- Input records -
________________________
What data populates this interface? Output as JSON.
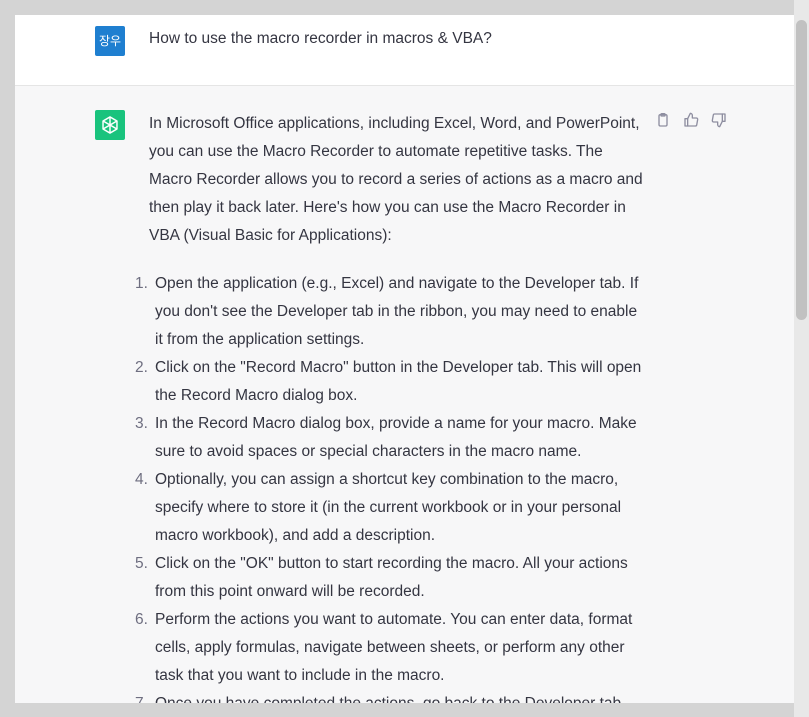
{
  "user": {
    "avatar_text": "장우",
    "message": "How to use the macro recorder in macros & VBA?"
  },
  "assistant": {
    "avatar_icon": "openai-logo-icon",
    "intro": "In Microsoft Office applications, including Excel, Word, and PowerPoint, you can use the Macro Recorder to automate repetitive tasks. The Macro Recorder allows you to record a series of actions as a macro and then play it back later. Here's how you can use the Macro Recorder in VBA (Visual Basic for Applications):",
    "steps": [
      {
        "num": "1.",
        "text": "Open the application (e.g., Excel) and navigate to the Developer tab. If you don't see the Developer tab in the ribbon, you may need to enable it from the application settings."
      },
      {
        "num": "2.",
        "text": "Click on the \"Record Macro\" button in the Developer tab. This will open the Record Macro dialog box."
      },
      {
        "num": "3.",
        "text": "In the Record Macro dialog box, provide a name for your macro. Make sure to avoid spaces or special characters in the macro name."
      },
      {
        "num": "4.",
        "text": "Optionally, you can assign a shortcut key combination to the macro, specify where to store it (in the current workbook or in your personal macro workbook), and add a description."
      },
      {
        "num": "5.",
        "text": "Click on the \"OK\" button to start recording the macro. All your actions from this point onward will be recorded."
      },
      {
        "num": "6.",
        "text": "Perform the actions you want to automate. You can enter data, format cells, apply formulas, navigate between sheets, or perform any other task that you want to include in the macro."
      },
      {
        "num": "7.",
        "text": "Once you have completed the actions, go back to the Developer tab"
      }
    ]
  },
  "actions": {
    "copy_icon": "clipboard-icon",
    "like_icon": "thumbs-up-icon",
    "dislike_icon": "thumbs-down-icon"
  },
  "colors": {
    "user_avatar": "#1f7fd0",
    "gpt_avatar": "#19c37d",
    "text": "#343541"
  }
}
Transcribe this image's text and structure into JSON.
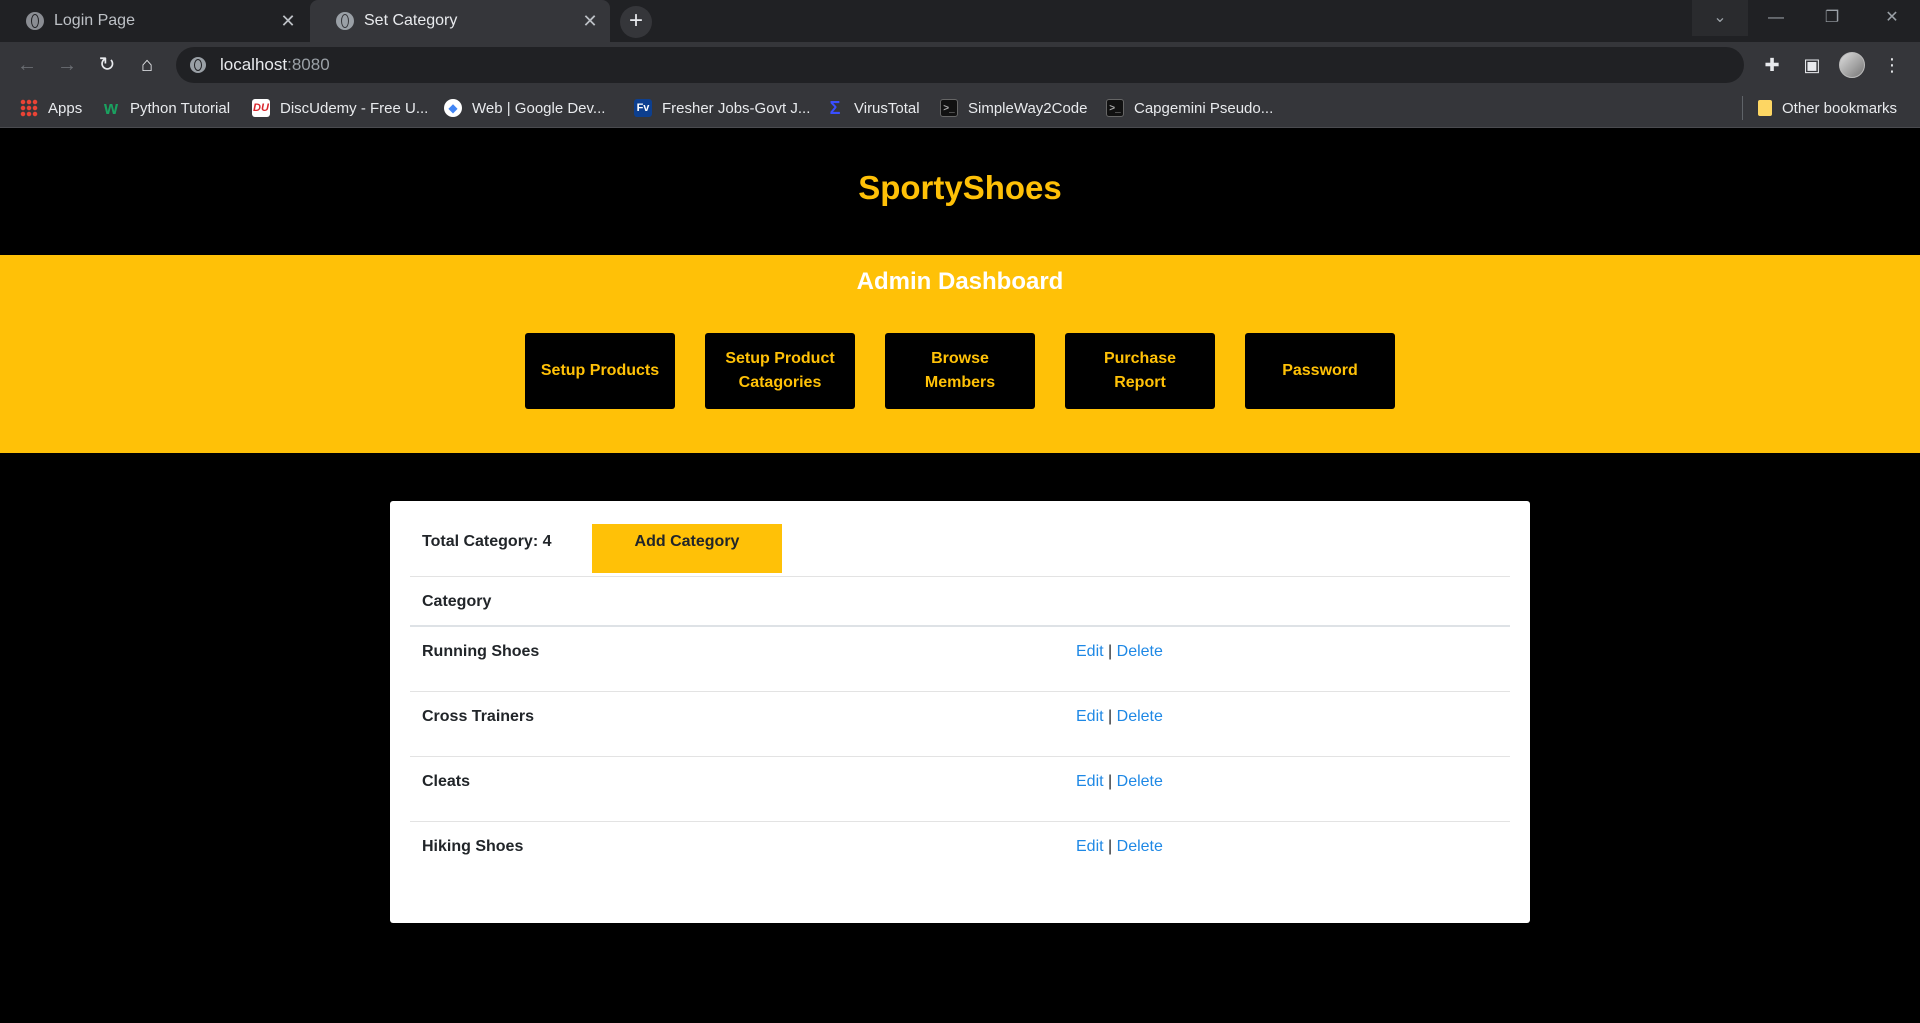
{
  "browser": {
    "tabs": [
      {
        "title": "Login Page",
        "active": false
      },
      {
        "title": "Set Category",
        "active": true
      }
    ],
    "url_host": "localhost",
    "url_port": ":8080",
    "bookmarks": [
      {
        "label": "Apps",
        "icon": "apps-grid-icon"
      },
      {
        "label": "Python Tutorial",
        "icon": "python-tutorial-favicon"
      },
      {
        "label": "DiscUdemy - Free U...",
        "icon": "discudemy-favicon"
      },
      {
        "label": "Web  |  Google Dev...",
        "icon": "google-dev-favicon"
      },
      {
        "label": "Fresher Jobs-Govt J...",
        "icon": "fresher-jobs-favicon"
      },
      {
        "label": "VirusTotal",
        "icon": "virustotal-favicon"
      },
      {
        "label": "SimpleWay2Code",
        "icon": "simpleway2code-favicon"
      },
      {
        "label": "Capgemini Pseudo...",
        "icon": "capgemini-favicon"
      }
    ],
    "other_bookmarks": "Other bookmarks"
  },
  "site": {
    "brand": "SportyShoes",
    "brand_color": "#ffc107"
  },
  "dashboard": {
    "title": "Admin Dashboard",
    "buttons": [
      {
        "label": "Setup Products"
      },
      {
        "label": "Setup Product Catagories"
      },
      {
        "label": "Browse Members"
      },
      {
        "label": "Purchase Report"
      },
      {
        "label": "Password"
      }
    ]
  },
  "categories": {
    "total_label": "Total Category: 4",
    "add_label": "Add Category",
    "column_header": "Category",
    "edit_label": "Edit",
    "separator": "|",
    "delete_label": "Delete",
    "rows": [
      {
        "name": "Running Shoes"
      },
      {
        "name": "Cross Trainers"
      },
      {
        "name": "Cleats"
      },
      {
        "name": "Hiking Shoes"
      }
    ]
  }
}
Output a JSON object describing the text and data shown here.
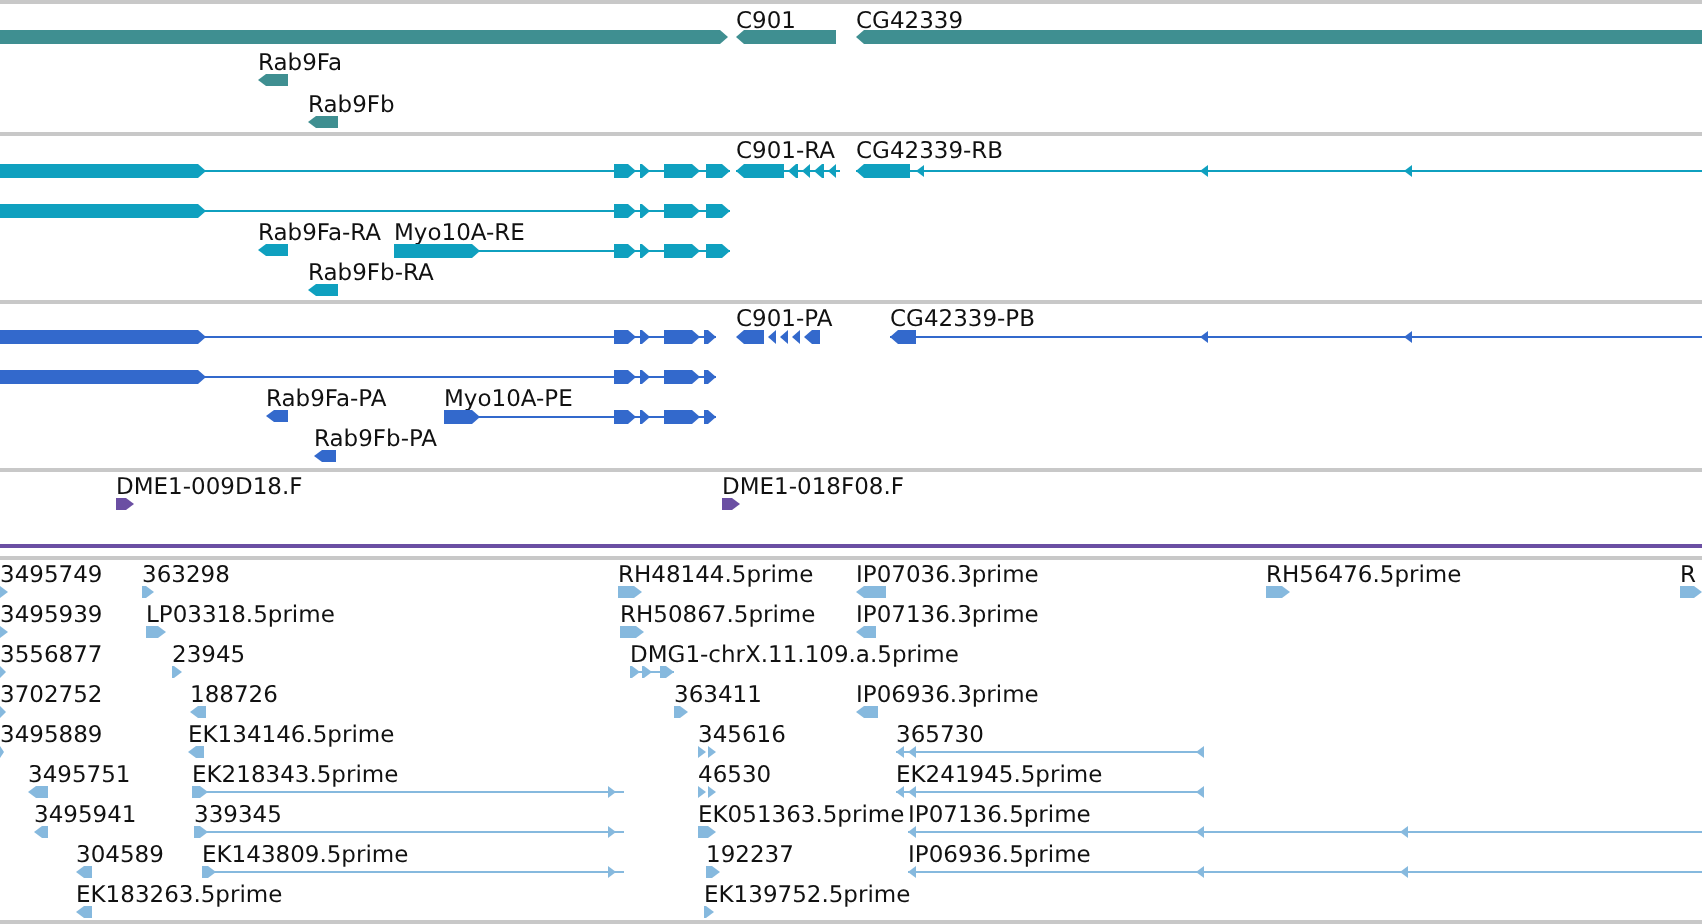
{
  "tracks": [
    {
      "kind": "gene",
      "color": "#3f8f91",
      "features": [
        {
          "reverse": false
        },
        {
          "label": "C901",
          "reverse": true
        },
        {
          "label": "CG42339",
          "reverse": true
        },
        {
          "label": "Rab9Fa",
          "reverse": true
        },
        {
          "label": "Rab9Fb",
          "reverse": true
        }
      ]
    },
    {
      "kind": "transcript",
      "color": "#0fa0bf",
      "features": [
        {
          "reverse": false
        },
        {
          "label": "C901-RA",
          "reverse": true
        },
        {
          "label": "CG42339-RB",
          "reverse": true
        },
        {
          "reverse": false
        },
        {
          "label": "Rab9Fa-RA",
          "reverse": true
        },
        {
          "label": "Myo10A-RE",
          "reverse": false
        },
        {
          "label": "Rab9Fb-RA",
          "reverse": true
        }
      ]
    },
    {
      "kind": "protein",
      "color": "#3369cc",
      "features": [
        {
          "reverse": false
        },
        {
          "label": "C901-PA",
          "reverse": true
        },
        {
          "label": "CG42339-PB",
          "reverse": true
        },
        {
          "reverse": false
        },
        {
          "label": "Rab9Fa-PA",
          "reverse": true
        },
        {
          "label": "Myo10A-PE",
          "reverse": false
        },
        {
          "label": "Rab9Fb-PA",
          "reverse": true
        }
      ]
    },
    {
      "kind": "clone",
      "color": "#6b4fa3",
      "features": [
        {
          "label": "DME1-009D18.F",
          "reverse": false
        },
        {
          "label": "DME1-018F08.F",
          "reverse": false
        }
      ]
    },
    {
      "kind": "est",
      "color": "#86b9de",
      "features": [
        {
          "label": "3495749",
          "reverse": false
        },
        {
          "label": "363298",
          "reverse": false
        },
        {
          "label": "RH48144.5prime",
          "reverse": false
        },
        {
          "label": "IP07036.3prime",
          "reverse": true
        },
        {
          "label": "RH56476.5prime",
          "reverse": false
        },
        {
          "label": "R",
          "reverse": false
        },
        {
          "label": "3495939",
          "reverse": false
        },
        {
          "label": "LP03318.5prime",
          "reverse": false
        },
        {
          "label": "RH50867.5prime",
          "reverse": false
        },
        {
          "label": "IP07136.3prime",
          "reverse": true
        },
        {
          "label": "3556877",
          "reverse": false
        },
        {
          "label": "23945",
          "reverse": false
        },
        {
          "label": "DMG1-chrX.11.109.a.5prime",
          "reverse": false
        },
        {
          "label": "3702752",
          "reverse": false
        },
        {
          "label": "188726",
          "reverse": true
        },
        {
          "label": "363411",
          "reverse": false
        },
        {
          "label": "IP06936.3prime",
          "reverse": true
        },
        {
          "label": "3495889",
          "reverse": false
        },
        {
          "label": "EK134146.5prime",
          "reverse": true
        },
        {
          "label": "345616",
          "reverse": false
        },
        {
          "label": "365730",
          "reverse": true
        },
        {
          "label": "3495751",
          "reverse": true
        },
        {
          "label": "EK218343.5prime",
          "reverse": false
        },
        {
          "label": "46530",
          "reverse": false
        },
        {
          "label": "EK241945.5prime",
          "reverse": true
        },
        {
          "label": "3495941",
          "reverse": true
        },
        {
          "label": "339345",
          "reverse": false
        },
        {
          "label": "EK051363.5prime",
          "reverse": false
        },
        {
          "label": "IP07136.5prime",
          "reverse": true
        },
        {
          "label": "304589",
          "reverse": true
        },
        {
          "label": "EK143809.5prime",
          "reverse": false
        },
        {
          "label": "192237",
          "reverse": false
        },
        {
          "label": "IP06936.5prime",
          "reverse": true
        },
        {
          "label": "EK183263.5prime",
          "reverse": true
        },
        {
          "label": "EK139752.5prime",
          "reverse": false
        }
      ]
    }
  ]
}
________________________
- Work to complete -
Please repeat each record above precisely, with the pictures left out.

- Exercise output -
What data populates this interface? Output as JSON.
{
  "user": {
    "avatar_text": "장우",
    "message": "How to use the macro recorder in macros & VBA?"
  },
  "assistant": {
    "avatar_icon": "openai-logo-icon",
    "intro": "In Microsoft Office applications, including Excel, Word, and PowerPoint, you can use the Macro Recorder to automate repetitive tasks. The Macro Recorder allows you to record a series of actions as a macro and then play it back later. Here's how you can use the Macro Recorder in VBA (Visual Basic for Applications):",
    "steps": [
      {
        "num": "1.",
        "text": "Open the application (e.g., Excel) and navigate to the Developer tab. If you don't see the Developer tab in the ribbon, you may need to enable it from the application settings."
      },
      {
        "num": "2.",
        "text": "Click on the \"Record Macro\" button in the Developer tab. This will open the Record Macro dialog box."
      },
      {
        "num": "3.",
        "text": "In the Record Macro dialog box, provide a name for your macro. Make sure to avoid spaces or special characters in the macro name."
      },
      {
        "num": "4.",
        "text": "Optionally, you can assign a shortcut key combination to the macro, specify where to store it (in the current workbook or in your personal macro workbook), and add a description."
      },
      {
        "num": "5.",
        "text": "Click on the \"OK\" button to start recording the macro. All your actions from this point onward will be recorded."
      },
      {
        "num": "6.",
        "text": "Perform the actions you want to automate. You can enter data, format cells, apply formulas, navigate between sheets, or perform any other task that you want to include in the macro."
      },
      {
        "num": "7.",
        "text": "Once you have completed the actions, go back to the Developer tab"
      }
    ]
  },
  "actions": {
    "copy_icon": "clipboard-icon",
    "like_icon": "thumbs-up-icon",
    "dislike_icon": "thumbs-down-icon"
  },
  "colors": {
    "user_avatar": "#1f7fd0",
    "gpt_avatar": "#19c37d",
    "text": "#343541"
  }
}
Transcribe this image's text and structure into JSON.
{
  "browser": {
    "tabs": [
      {
        "title": "Login Page",
        "active": false
      },
      {
        "title": "Set Category",
        "active": true
      }
    ],
    "url_host": "localhost",
    "url_port": ":8080",
    "bookmarks": [
      {
        "label": "Apps",
        "icon": "apps-grid-icon"
      },
      {
        "label": "Python Tutorial",
        "icon": "python-tutorial-favicon"
      },
      {
        "label": "DiscUdemy - Free U...",
        "icon": "discudemy-favicon"
      },
      {
        "label": "Web  |  Google Dev...",
        "icon": "google-dev-favicon"
      },
      {
        "label": "Fresher Jobs-Govt J...",
        "icon": "fresher-jobs-favicon"
      },
      {
        "label": "VirusTotal",
        "icon": "virustotal-favicon"
      },
      {
        "label": "SimpleWay2Code",
        "icon": "simpleway2code-favicon"
      },
      {
        "label": "Capgemini Pseudo...",
        "icon": "capgemini-favicon"
      }
    ],
    "other_bookmarks": "Other bookmarks"
  },
  "site": {
    "brand": "SportyShoes",
    "brand_color": "#ffc107"
  },
  "dashboard": {
    "title": "Admin Dashboard",
    "buttons": [
      {
        "label": "Setup Products"
      },
      {
        "label": "Setup Product Catagories"
      },
      {
        "label": "Browse Members"
      },
      {
        "label": "Purchase Report"
      },
      {
        "label": "Password"
      }
    ]
  },
  "categories": {
    "total_label": "Total Category: 4",
    "add_label": "Add Category",
    "column_header": "Category",
    "edit_label": "Edit",
    "separator": "|",
    "delete_label": "Delete",
    "rows": [
      {
        "name": "Running Shoes"
      },
      {
        "name": "Cross Trainers"
      },
      {
        "name": "Cleats"
      },
      {
        "name": "Hiking Shoes"
      }
    ]
  }
}
Output a JSON object describing the text and data shown here.
{
  "tracks": [
    {
      "kind": "gene",
      "color": "#3f8f91",
      "features": [
        {
          "reverse": false
        },
        {
          "label": "C901",
          "reverse": true
        },
        {
          "label": "CG42339",
          "reverse": true
        },
        {
          "label": "Rab9Fa",
          "reverse": true
        },
        {
          "label": "Rab9Fb",
          "reverse": true
        }
      ]
    },
    {
      "kind": "transcript",
      "color": "#0fa0bf",
      "features": [
        {
          "reverse": false
        },
        {
          "label": "C901-RA",
          "reverse": true
        },
        {
          "label": "CG42339-RB",
          "reverse": true
        },
        {
          "reverse": false
        },
        {
          "label": "Rab9Fa-RA",
          "reverse": true
        },
        {
          "label": "Myo10A-RE",
          "reverse": false
        },
        {
          "label": "Rab9Fb-RA",
          "reverse": true
        }
      ]
    },
    {
      "kind": "protein",
      "color": "#3369cc",
      "features": [
        {
          "reverse": false
        },
        {
          "label": "C901-PA",
          "reverse": true
        },
        {
          "label": "CG42339-PB",
          "reverse": true
        },
        {
          "reverse": false
        },
        {
          "label": "Rab9Fa-PA",
          "reverse": true
        },
        {
          "label": "Myo10A-PE",
          "reverse": false
        },
        {
          "label": "Rab9Fb-PA",
          "reverse": true
        }
      ]
    },
    {
      "kind": "clone",
      "color": "#6b4fa3",
      "features": [
        {
          "label": "DME1-009D18.F",
          "reverse": false
        },
        {
          "label": "DME1-018F08.F",
          "reverse": false
        }
      ]
    },
    {
      "kind": "est",
      "color": "#86b9de",
      "features": [
        {
          "label": "3495749",
          "reverse": false
        },
        {
          "label": "363298",
          "reverse": false
        },
        {
          "label": "RH48144.5prime",
          "reverse": false
        },
        {
          "label": "IP07036.3prime",
          "reverse": true
        },
        {
          "label": "RH56476.5prime",
          "reverse": false
        },
        {
          "label": "R",
          "reverse": false
        },
        {
          "label": "3495939",
          "reverse": false
        },
        {
          "label": "LP03318.5prime",
          "reverse": false
        },
        {
          "label": "RH50867.5prime",
          "reverse": false
        },
        {
          "label": "IP07136.3prime",
          "reverse": true
        },
        {
          "label": "3556877",
          "reverse": false
        },
        {
          "label": "23945",
          "reverse": false
        },
        {
          "label": "DMG1-chrX.11.109.a.5prime",
          "reverse": false
        },
        {
          "label": "3702752",
          "reverse": false
        },
        {
          "label": "188726",
          "reverse": true
        },
        {
          "label": "363411",
          "reverse": false
        },
        {
          "label": "IP06936.3prime",
          "reverse": true
        },
        {
          "label": "3495889",
          "reverse": false
        },
        {
          "label": "EK134146.5prime",
          "reverse": true
        },
        {
          "label": "345616",
          "reverse": false
        },
        {
          "label": "365730",
          "reverse": true
        },
        {
          "label": "3495751",
          "reverse": true
        },
        {
          "label": "EK218343.5prime",
          "reverse": false
        },
        {
          "label": "46530",
          "reverse": false
        },
        {
          "label": "EK241945.5prime",
          "reverse": true
        },
        {
          "label": "3495941",
          "reverse": true
        },
        {
          "label": "339345",
          "reverse": false
        },
        {
          "label": "EK051363.5prime",
          "reverse": false
        },
        {
          "label": "IP07136.5prime",
          "reverse": true
        },
        {
          "label": "304589",
          "reverse": true
        },
        {
          "label": "EK143809.5prime",
          "reverse": false
        },
        {
          "label": "192237",
          "reverse": false
        },
        {
          "label": "IP06936.5prime",
          "reverse": true
        },
        {
          "label": "EK183263.5prime",
          "reverse": true
        },
        {
          "label": "EK139752.5prime",
          "reverse": false
        }
      ]
    }
  ]
}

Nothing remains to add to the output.